====== Excerpt to read ======

Water from a tap is a convenience: water from a spring is a miracleSeptember 11, 2020
Is capitalism compatible with Christianity?October 6, 2020
If you are following the Church of England’s agonisings over same-sex partnerships and the Living in Love and Faith project, you’ll be interested in Giles Goddard’s post on Via Media. Drawing on Charles Taylor’s A Secular Age, he says that
the sexual liberation movement which began in the 1960’s was not just about the importance of individual self-expression. It was also about challenging a historic religious structure of power and influence which confined women and LGBTI+ people… to the margins.
For Giles I suppose the 1960s were history, but for my generation, all those hormones were splashing about in our teenage bodies just as the morality of contraceptives was the top controversy. Those fellow-students who kept out of the debate were, we felt confident, actually using them – and feeling guilty about it.
Reflecting on how that came and went, we can see a historical sequence. The nineteenth century produced a major moral controversy over marriage to deceased wife’s sister. After that we fell out over divorce. Then contraception: condoms and, from 1962, the pill. In the 1970s, despite the Pope’s ban in the Encyclical Humanae Vitae, contraception became less controversial: the majority wanted to disapprove of what other people are doing, not what they were doing themselves.

====== Provided material ======

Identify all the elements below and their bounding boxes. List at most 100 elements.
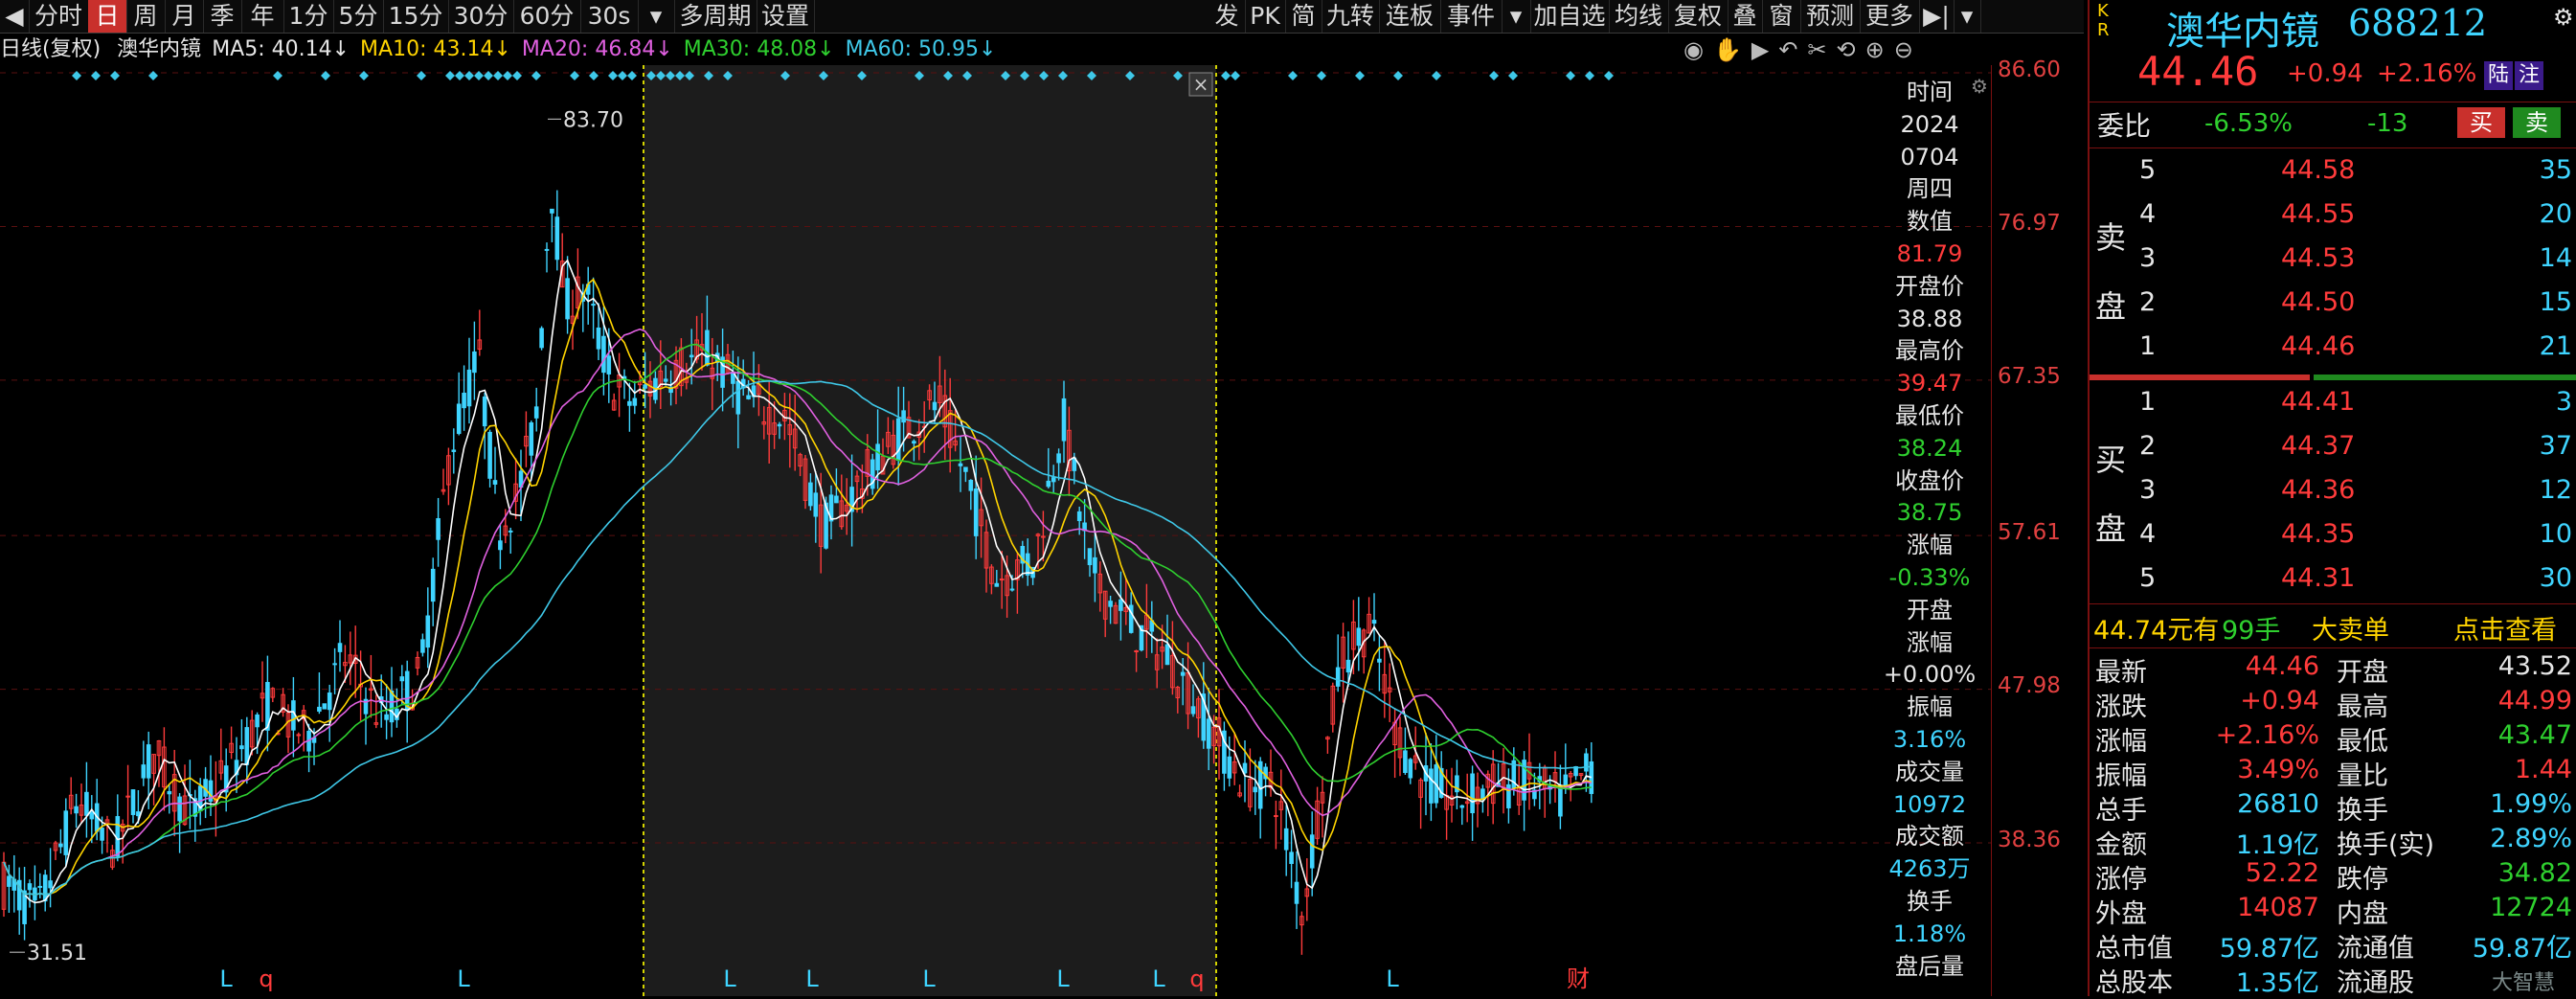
candle-body: [627, 400, 632, 406]
ma-button[interactable]: 均线: [1609, 0, 1669, 33]
bid-side-label: 买盘: [2095, 442, 2127, 547]
candle-body: [37, 885, 43, 888]
ask-level: 3: [2139, 243, 2157, 273]
stat-value: 12724: [2490, 893, 2572, 922]
bid-volume: 37: [2539, 431, 2572, 461]
gear-icon[interactable]: ⚙: [2553, 4, 2574, 31]
simple-button[interactable]: 简: [1285, 0, 1322, 33]
forecast-button[interactable]: 预测: [1800, 0, 1861, 33]
overlay-button[interactable]: 叠: [1728, 0, 1763, 33]
chevron-down-icon[interactable]: ▾: [1954, 0, 1981, 33]
events-button[interactable]: 事件: [1440, 0, 1503, 33]
adjust-button[interactable]: 复权: [1668, 0, 1729, 33]
pk-button[interactable]: PK: [1245, 0, 1286, 33]
undo-icon[interactable]: ↶: [1778, 36, 1807, 63]
period-label: 日线(复权): [0, 37, 102, 61]
collapse-icon[interactable]: ▶|: [1919, 0, 1955, 33]
ask-level: 4: [2139, 199, 2157, 229]
scissors-icon[interactable]: ✂: [1807, 36, 1836, 63]
zoom-in-icon[interactable]: ⊕: [1865, 36, 1894, 63]
y-tick: 57.61: [1998, 520, 2061, 545]
ask-volume: 15: [2539, 287, 2572, 317]
more-button[interactable]: 更多: [1860, 0, 1920, 33]
dp-amp-label: 振幅: [1907, 693, 1953, 721]
publish-button[interactable]: 发: [1209, 0, 1246, 33]
candle-body: [492, 480, 498, 485]
tab-30s[interactable]: 30s: [580, 0, 639, 33]
multi-period-button[interactable]: 多周期: [674, 0, 757, 33]
bid-price: 44.35: [2281, 519, 2356, 549]
candle-body: [42, 874, 48, 902]
ask-side-label: 卖盘: [2095, 219, 2127, 325]
low-marker: 31.51: [27, 942, 87, 965]
chevron-down-icon[interactable]: ▾: [638, 0, 675, 33]
candle-body: [1274, 815, 1278, 818]
bid-level: 4: [2139, 519, 2157, 549]
candle-body: [777, 423, 782, 427]
stat-label: 总手: [2095, 796, 2147, 826]
chevron-down-icon[interactable]: ▾: [1502, 0, 1531, 33]
dp-value-label: 数值: [1907, 208, 1953, 236]
restore-icon[interactable]: ⟲: [1837, 36, 1865, 63]
candle-body: [1076, 511, 1082, 522]
event-marker: 财: [1567, 965, 1590, 992]
candle-body: [1061, 397, 1067, 442]
stat-value: 43.52: [2497, 651, 2572, 681]
dp-year: 2024: [1900, 110, 1959, 138]
add-watchlist-button[interactable]: 加自选: [1530, 0, 1610, 33]
y-tick: 76.97: [1998, 211, 2061, 236]
prev-icon[interactable]: ◀: [0, 0, 30, 33]
bid-price: 44.37: [2281, 431, 2356, 461]
candle-body: [244, 727, 250, 765]
bid-volume: 30: [2539, 563, 2572, 593]
tab-1min[interactable]: 1分: [283, 0, 334, 33]
dp-low: 38.24: [1896, 434, 1963, 462]
stat-value: 1.44: [2514, 755, 2572, 784]
dp-high: 39.47: [1896, 370, 1963, 397]
sell-button[interactable]: 卖: [2513, 107, 2561, 138]
dp-afterhours-label: 盘后量: [1895, 952, 1964, 980]
eye-icon[interactable]: ◉: [1683, 36, 1713, 63]
tab-60min[interactable]: 60分: [513, 0, 581, 33]
candle-body: [482, 396, 487, 427]
window-button[interactable]: 窗: [1762, 0, 1801, 33]
hand-icon[interactable]: ✋: [1713, 36, 1751, 63]
ma30-label: MA30: 48.08↓: [683, 37, 835, 61]
tab-daily[interactable]: 日: [88, 0, 127, 33]
dp-date: 0704: [1900, 143, 1959, 170]
play-icon[interactable]: ▶: [1751, 36, 1778, 63]
candle-body: [1087, 548, 1093, 566]
y-tick: 67.35: [1998, 364, 2061, 389]
tab-yearly[interactable]: 年: [241, 0, 284, 33]
price-change: +0.94: [2287, 59, 2363, 88]
tab-15min[interactable]: 15分: [383, 0, 449, 33]
stat-value: 59.87亿: [2219, 934, 2319, 964]
dp-turnover: 1.18%: [1892, 920, 1967, 947]
kline-chart[interactable]: × 83.7031.51L q L L L L L Lq L 财: [0, 65, 1992, 996]
zoom-out-icon[interactable]: ⊖: [1894, 36, 1923, 63]
tab-quarterly[interactable]: 季: [203, 0, 242, 33]
nine-turn-button[interactable]: 九转: [1322, 0, 1380, 33]
stat-value: +2.16%: [2215, 720, 2319, 750]
candle-body: [1563, 774, 1569, 787]
tab-timeshare[interactable]: 分时: [29, 0, 89, 33]
bid-volume: 3: [2555, 387, 2572, 417]
limit-up-button[interactable]: 连板: [1379, 0, 1441, 33]
tab-weekly[interactable]: 周: [126, 0, 166, 33]
candle-body: [1206, 718, 1211, 749]
tab-monthly[interactable]: 月: [165, 0, 204, 33]
y-tick: 86.60: [1998, 57, 2061, 82]
stat-value: +0.94: [2240, 686, 2319, 715]
big-order-link[interactable]: 点击查看: [2453, 609, 2557, 647]
candle-body: [663, 378, 668, 382]
tab-5min[interactable]: 5分: [333, 0, 384, 33]
dp-openchg-label1: 开盘: [1907, 596, 1953, 624]
selection-range[interactable]: [644, 65, 1216, 996]
buy-button[interactable]: 买: [2457, 107, 2505, 138]
candle-body: [466, 369, 472, 407]
big-order-label: 大卖单: [2312, 616, 2389, 646]
tab-30min[interactable]: 30分: [448, 0, 514, 33]
big-order-price: 44.74元有: [2093, 616, 2220, 646]
event-marker: L: [457, 965, 470, 992]
settings-button[interactable]: 设置: [757, 0, 815, 33]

======

To be done
• 1. In the passage, which book does Giles Goddard draw on?
• 2. Render the rows as a Markdown table with the columns No. and Entry, starting with the line containing "candle-body: [627, 400, 632, 406]" and going on through the line containing "period-label: 日线(复权): [0, 37, 102, 61]", and leave out blank lines.
The passage and the rows are independent of each other.

Correct answers
• 1. He draws on Charles Taylor's A Secular Age.

• 2.
| No. | Entry |
|---|---|
| 1 | candle-body: [627, 400, 632, 406] |
| 2 | ma-button[interactable]: 均线: [1609, 0, 1669, 33] |
| 3 | bid-side-label: 买盘: [2095, 442, 2127, 547] |
| 4 | candle-body: [37, 885, 43, 888] |
| 5 | ask-level: 3: [2139, 243, 2157, 273] |
| 6 | stat-value: 12724: [2490, 893, 2572, 922] |
| 7 | bid-volume: 37: [2539, 431, 2572, 461] |
| 8 | gear-icon[interactable]: ⚙: [2553, 4, 2574, 31] |
| 9 | simple-button[interactable]: 简: [1285, 0, 1322, 33] |
| 10 | forecast-button[interactable]: 预测: [1800, 0, 1861, 33] |
| 11 | overlay-button[interactable]: 叠: [1728, 0, 1763, 33] |
| 12 | chevron-down-icon[interactable]: ▾: [1954, 0, 1981, 33] |
| 13 | events-button[interactable]: 事件: [1440, 0, 1503, 33] |
| 14 | adjust-button[interactable]: 复权: [1668, 0, 1729, 33] |
| 15 | pk-button[interactable]: PK: [1245, 0, 1286, 33] |
| 16 | undo-icon[interactable]: ↶: [1778, 36, 1807, 63] |
| 17 | period-label: 日线(复权): [0, 37, 102, 61] |